* START STORED ROWS *

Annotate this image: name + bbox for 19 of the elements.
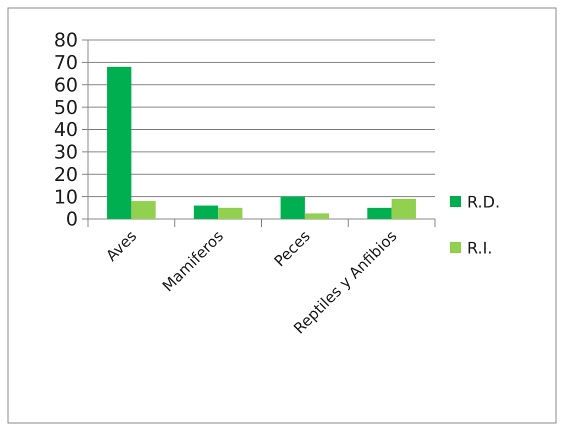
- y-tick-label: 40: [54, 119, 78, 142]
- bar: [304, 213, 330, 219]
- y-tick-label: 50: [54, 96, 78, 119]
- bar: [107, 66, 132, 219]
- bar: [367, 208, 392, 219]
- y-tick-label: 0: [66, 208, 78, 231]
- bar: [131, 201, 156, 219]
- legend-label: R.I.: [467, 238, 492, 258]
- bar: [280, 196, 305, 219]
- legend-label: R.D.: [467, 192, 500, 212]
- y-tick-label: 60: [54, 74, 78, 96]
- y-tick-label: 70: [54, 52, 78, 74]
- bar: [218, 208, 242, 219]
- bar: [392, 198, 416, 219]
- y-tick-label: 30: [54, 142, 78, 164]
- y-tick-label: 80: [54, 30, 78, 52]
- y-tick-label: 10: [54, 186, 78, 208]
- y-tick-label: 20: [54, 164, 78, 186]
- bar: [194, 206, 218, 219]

* END STORED ROWS *
* START STORED ROWS *

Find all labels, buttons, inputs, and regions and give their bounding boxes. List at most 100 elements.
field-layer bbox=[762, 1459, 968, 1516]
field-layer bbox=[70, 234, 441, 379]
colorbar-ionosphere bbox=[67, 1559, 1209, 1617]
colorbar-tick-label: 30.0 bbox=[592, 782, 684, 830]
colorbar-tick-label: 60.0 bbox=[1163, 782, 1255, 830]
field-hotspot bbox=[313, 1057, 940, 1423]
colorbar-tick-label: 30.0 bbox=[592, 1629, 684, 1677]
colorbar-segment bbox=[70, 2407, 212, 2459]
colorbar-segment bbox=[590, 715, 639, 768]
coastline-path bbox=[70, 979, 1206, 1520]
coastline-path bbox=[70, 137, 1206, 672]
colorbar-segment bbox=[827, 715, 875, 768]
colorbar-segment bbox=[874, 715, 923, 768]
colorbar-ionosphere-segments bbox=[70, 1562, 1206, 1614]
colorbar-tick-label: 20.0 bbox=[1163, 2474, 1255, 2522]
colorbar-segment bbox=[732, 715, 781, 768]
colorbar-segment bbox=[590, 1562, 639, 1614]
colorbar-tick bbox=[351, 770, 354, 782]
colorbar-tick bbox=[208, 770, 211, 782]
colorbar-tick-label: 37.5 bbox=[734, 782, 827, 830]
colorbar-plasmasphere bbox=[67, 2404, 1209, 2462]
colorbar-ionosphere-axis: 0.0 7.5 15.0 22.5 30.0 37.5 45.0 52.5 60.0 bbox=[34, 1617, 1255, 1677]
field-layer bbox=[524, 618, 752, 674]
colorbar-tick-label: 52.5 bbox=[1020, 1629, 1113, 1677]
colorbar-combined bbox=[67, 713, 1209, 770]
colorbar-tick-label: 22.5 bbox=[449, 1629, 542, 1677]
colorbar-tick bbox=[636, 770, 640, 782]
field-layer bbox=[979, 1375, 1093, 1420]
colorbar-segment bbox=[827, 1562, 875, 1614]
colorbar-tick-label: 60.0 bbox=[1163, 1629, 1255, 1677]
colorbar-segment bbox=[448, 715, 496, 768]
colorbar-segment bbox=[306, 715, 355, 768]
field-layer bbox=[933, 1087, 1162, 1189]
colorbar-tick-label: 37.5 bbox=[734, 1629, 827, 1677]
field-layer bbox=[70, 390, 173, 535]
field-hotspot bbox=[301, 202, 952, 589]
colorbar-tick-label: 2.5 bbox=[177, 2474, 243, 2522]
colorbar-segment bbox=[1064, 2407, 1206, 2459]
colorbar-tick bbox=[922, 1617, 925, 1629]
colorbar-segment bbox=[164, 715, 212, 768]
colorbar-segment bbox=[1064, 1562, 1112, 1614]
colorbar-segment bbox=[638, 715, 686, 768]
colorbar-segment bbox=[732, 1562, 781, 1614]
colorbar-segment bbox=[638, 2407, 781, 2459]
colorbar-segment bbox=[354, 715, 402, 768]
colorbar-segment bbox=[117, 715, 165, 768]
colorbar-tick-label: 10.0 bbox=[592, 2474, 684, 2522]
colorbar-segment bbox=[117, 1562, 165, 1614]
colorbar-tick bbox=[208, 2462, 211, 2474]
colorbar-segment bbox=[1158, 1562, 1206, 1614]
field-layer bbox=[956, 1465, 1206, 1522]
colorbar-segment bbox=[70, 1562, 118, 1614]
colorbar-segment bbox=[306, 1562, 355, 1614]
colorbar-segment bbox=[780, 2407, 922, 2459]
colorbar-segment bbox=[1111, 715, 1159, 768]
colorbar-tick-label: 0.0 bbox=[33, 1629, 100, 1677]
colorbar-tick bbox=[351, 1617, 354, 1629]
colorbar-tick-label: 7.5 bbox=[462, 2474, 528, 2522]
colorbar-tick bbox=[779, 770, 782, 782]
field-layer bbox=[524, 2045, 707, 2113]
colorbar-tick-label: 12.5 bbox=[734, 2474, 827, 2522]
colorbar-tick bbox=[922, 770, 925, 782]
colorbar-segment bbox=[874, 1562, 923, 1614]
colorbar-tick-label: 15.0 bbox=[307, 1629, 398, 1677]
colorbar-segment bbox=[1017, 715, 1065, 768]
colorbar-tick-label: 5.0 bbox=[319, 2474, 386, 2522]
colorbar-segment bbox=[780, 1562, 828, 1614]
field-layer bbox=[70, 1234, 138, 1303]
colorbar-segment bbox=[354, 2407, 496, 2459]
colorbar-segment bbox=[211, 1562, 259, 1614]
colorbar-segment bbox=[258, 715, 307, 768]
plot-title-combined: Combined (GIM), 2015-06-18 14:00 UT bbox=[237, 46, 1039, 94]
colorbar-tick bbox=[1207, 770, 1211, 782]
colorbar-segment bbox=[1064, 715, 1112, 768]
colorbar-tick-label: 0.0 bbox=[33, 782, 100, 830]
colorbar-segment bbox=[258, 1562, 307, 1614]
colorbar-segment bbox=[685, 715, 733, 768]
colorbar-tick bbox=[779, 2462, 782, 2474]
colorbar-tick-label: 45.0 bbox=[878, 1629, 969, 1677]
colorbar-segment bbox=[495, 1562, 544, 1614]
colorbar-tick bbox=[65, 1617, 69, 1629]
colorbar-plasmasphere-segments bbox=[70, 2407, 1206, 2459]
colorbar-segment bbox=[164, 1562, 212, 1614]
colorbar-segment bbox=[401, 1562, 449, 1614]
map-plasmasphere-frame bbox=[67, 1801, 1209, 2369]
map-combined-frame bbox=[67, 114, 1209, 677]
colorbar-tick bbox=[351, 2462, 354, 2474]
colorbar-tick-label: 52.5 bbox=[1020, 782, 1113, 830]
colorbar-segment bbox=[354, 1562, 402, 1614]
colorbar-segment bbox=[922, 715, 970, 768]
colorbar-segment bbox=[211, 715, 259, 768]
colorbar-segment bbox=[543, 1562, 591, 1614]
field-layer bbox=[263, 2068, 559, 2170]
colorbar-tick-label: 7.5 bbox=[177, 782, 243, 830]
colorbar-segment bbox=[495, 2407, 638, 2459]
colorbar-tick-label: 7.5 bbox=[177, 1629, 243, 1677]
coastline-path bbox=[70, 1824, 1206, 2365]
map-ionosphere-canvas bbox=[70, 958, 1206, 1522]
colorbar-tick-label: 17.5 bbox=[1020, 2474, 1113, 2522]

* END STORED ROWS *

Copy the lines of the items, unchanged, beginning with the line containing "- y-tick-label: 40: [54, 119, 78, 142]" and continuing through the line containing "- y-tick-label: 30: [54, 142, 78, 164]".

- y-tick-label: 40: [54, 119, 78, 142]
- bar: [304, 213, 330, 219]
- y-tick-label: 50: [54, 96, 78, 119]
- bar: [107, 66, 132, 219]
- bar: [367, 208, 392, 219]
- y-tick-label: 0: [66, 208, 78, 231]
- bar: [131, 201, 156, 219]
- legend-label: R.I.: [467, 238, 492, 258]
- bar: [280, 196, 305, 219]
- legend-label: R.D.: [467, 192, 500, 212]
- y-tick-label: 60: [54, 74, 78, 96]
- y-tick-label: 70: [54, 52, 78, 74]
- bar: [218, 208, 242, 219]
- bar: [392, 198, 416, 219]
- y-tick-label: 30: [54, 142, 78, 164]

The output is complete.